* START *

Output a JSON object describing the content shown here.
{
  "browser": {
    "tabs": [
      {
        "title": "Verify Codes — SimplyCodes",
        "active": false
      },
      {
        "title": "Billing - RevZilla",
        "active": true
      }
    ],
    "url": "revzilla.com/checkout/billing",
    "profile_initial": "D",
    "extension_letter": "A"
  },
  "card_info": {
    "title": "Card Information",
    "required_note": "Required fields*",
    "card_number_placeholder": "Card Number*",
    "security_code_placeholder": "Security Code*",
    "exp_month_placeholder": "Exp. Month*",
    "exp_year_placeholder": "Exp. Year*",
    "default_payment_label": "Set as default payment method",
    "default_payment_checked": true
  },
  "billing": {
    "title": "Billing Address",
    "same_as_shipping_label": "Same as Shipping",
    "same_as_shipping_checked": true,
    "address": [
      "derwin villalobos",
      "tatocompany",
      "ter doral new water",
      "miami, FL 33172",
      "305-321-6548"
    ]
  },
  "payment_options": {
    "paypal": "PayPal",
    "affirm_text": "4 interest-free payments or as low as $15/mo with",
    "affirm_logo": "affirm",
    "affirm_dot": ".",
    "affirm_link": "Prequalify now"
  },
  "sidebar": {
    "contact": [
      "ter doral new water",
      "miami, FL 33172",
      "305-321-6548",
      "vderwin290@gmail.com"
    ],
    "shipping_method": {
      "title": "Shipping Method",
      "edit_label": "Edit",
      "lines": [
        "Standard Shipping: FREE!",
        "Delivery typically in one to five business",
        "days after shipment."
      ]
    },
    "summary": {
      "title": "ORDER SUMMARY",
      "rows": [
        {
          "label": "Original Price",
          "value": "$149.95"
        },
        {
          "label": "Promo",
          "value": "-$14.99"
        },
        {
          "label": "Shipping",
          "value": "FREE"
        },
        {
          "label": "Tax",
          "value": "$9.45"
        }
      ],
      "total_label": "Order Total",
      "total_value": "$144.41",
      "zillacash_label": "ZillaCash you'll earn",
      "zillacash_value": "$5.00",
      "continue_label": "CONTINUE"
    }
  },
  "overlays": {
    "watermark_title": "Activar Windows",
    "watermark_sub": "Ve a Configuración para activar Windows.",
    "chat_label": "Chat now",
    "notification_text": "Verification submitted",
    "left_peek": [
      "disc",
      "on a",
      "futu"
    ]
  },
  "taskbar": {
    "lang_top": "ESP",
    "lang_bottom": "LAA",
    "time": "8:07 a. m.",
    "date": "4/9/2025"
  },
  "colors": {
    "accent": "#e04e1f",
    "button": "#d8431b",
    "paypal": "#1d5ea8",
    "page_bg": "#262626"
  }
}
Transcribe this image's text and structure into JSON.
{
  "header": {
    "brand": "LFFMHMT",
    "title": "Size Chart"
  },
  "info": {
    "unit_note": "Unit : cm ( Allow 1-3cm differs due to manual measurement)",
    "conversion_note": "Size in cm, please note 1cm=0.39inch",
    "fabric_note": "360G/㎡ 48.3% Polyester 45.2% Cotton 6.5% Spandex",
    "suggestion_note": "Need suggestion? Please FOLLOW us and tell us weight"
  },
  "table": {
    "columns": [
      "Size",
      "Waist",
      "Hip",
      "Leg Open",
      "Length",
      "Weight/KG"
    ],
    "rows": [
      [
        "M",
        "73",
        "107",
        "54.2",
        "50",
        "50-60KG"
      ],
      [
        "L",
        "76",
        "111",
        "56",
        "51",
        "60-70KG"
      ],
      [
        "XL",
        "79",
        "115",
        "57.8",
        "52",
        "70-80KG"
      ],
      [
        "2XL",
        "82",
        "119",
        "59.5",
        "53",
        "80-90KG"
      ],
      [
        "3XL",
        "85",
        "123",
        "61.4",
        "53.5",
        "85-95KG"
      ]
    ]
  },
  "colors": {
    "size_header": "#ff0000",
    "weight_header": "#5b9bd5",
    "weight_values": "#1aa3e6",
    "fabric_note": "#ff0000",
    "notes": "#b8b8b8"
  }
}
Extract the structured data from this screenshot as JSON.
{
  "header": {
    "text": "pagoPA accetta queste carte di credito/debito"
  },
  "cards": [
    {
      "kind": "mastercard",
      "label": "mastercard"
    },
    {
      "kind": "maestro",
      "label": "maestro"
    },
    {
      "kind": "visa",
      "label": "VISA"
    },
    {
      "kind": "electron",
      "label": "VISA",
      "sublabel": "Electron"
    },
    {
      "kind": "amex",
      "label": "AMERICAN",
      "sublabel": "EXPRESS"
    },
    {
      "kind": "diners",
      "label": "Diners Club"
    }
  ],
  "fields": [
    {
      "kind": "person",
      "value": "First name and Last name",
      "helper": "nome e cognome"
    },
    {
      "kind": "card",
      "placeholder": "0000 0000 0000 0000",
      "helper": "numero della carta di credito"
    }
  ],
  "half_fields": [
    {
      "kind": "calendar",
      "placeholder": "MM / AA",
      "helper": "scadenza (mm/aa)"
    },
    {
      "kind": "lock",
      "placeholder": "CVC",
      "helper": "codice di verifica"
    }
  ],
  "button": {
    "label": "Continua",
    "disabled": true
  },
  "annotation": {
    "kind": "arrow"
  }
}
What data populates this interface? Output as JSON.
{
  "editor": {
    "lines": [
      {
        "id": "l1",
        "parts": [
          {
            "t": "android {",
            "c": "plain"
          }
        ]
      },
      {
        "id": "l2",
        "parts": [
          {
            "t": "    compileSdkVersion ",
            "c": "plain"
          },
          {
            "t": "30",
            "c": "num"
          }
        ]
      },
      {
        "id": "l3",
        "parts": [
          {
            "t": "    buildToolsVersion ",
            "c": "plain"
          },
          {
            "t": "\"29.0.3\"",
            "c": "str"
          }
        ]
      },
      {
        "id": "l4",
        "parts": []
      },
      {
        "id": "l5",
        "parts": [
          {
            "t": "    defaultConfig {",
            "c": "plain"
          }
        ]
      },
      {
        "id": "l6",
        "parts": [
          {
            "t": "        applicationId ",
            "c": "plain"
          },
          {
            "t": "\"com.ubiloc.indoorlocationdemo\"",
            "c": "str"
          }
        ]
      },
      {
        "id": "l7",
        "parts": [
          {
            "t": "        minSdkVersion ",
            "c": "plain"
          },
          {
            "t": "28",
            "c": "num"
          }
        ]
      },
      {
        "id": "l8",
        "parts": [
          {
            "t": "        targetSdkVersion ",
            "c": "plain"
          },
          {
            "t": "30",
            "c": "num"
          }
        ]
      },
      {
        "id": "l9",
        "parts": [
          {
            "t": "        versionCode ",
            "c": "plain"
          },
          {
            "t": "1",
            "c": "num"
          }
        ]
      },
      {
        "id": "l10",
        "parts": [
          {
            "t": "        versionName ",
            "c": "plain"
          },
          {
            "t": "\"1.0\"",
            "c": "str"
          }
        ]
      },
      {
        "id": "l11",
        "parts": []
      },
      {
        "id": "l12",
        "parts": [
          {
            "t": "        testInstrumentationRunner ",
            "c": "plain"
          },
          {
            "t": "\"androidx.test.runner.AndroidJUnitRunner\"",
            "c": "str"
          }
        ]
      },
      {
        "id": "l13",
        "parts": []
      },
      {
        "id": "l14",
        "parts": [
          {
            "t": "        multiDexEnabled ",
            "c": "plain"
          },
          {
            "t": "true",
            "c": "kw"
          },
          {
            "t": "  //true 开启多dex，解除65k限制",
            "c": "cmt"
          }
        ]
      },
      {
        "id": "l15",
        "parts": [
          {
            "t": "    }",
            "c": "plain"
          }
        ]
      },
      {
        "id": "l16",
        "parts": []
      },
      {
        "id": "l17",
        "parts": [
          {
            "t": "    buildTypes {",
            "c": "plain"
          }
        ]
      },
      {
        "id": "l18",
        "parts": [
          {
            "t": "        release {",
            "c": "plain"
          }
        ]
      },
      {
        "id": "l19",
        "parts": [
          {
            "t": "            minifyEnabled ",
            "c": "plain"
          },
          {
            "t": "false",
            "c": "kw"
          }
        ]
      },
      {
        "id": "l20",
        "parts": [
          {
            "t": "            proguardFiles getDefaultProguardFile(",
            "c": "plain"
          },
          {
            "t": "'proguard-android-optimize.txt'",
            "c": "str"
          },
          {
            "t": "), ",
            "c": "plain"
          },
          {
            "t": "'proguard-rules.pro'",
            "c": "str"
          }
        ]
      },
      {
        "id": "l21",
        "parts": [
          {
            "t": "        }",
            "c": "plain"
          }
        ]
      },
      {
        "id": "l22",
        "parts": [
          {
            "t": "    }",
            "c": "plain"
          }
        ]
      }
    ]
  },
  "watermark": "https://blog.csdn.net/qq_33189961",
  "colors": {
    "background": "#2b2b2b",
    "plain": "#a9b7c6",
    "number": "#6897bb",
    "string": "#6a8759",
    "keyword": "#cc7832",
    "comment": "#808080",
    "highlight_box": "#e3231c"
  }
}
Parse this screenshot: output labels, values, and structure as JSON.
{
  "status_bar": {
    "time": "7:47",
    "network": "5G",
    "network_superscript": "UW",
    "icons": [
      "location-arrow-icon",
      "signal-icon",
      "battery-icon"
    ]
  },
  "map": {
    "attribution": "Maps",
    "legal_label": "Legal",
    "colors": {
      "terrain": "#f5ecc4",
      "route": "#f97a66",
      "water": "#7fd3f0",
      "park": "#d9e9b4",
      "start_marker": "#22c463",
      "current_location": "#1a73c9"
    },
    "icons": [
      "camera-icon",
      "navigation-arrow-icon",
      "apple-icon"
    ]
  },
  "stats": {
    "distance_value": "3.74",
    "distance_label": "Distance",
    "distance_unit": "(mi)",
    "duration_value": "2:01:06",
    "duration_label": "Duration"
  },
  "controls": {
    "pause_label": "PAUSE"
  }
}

* END *

_AIM_
Look for "Windows" and pull out every line that has it.

_EXERCISE ANSWER_
    "watermark_title": "Activar Windows",
    "watermark_sub": "Ve a Configuración para activar Windows.",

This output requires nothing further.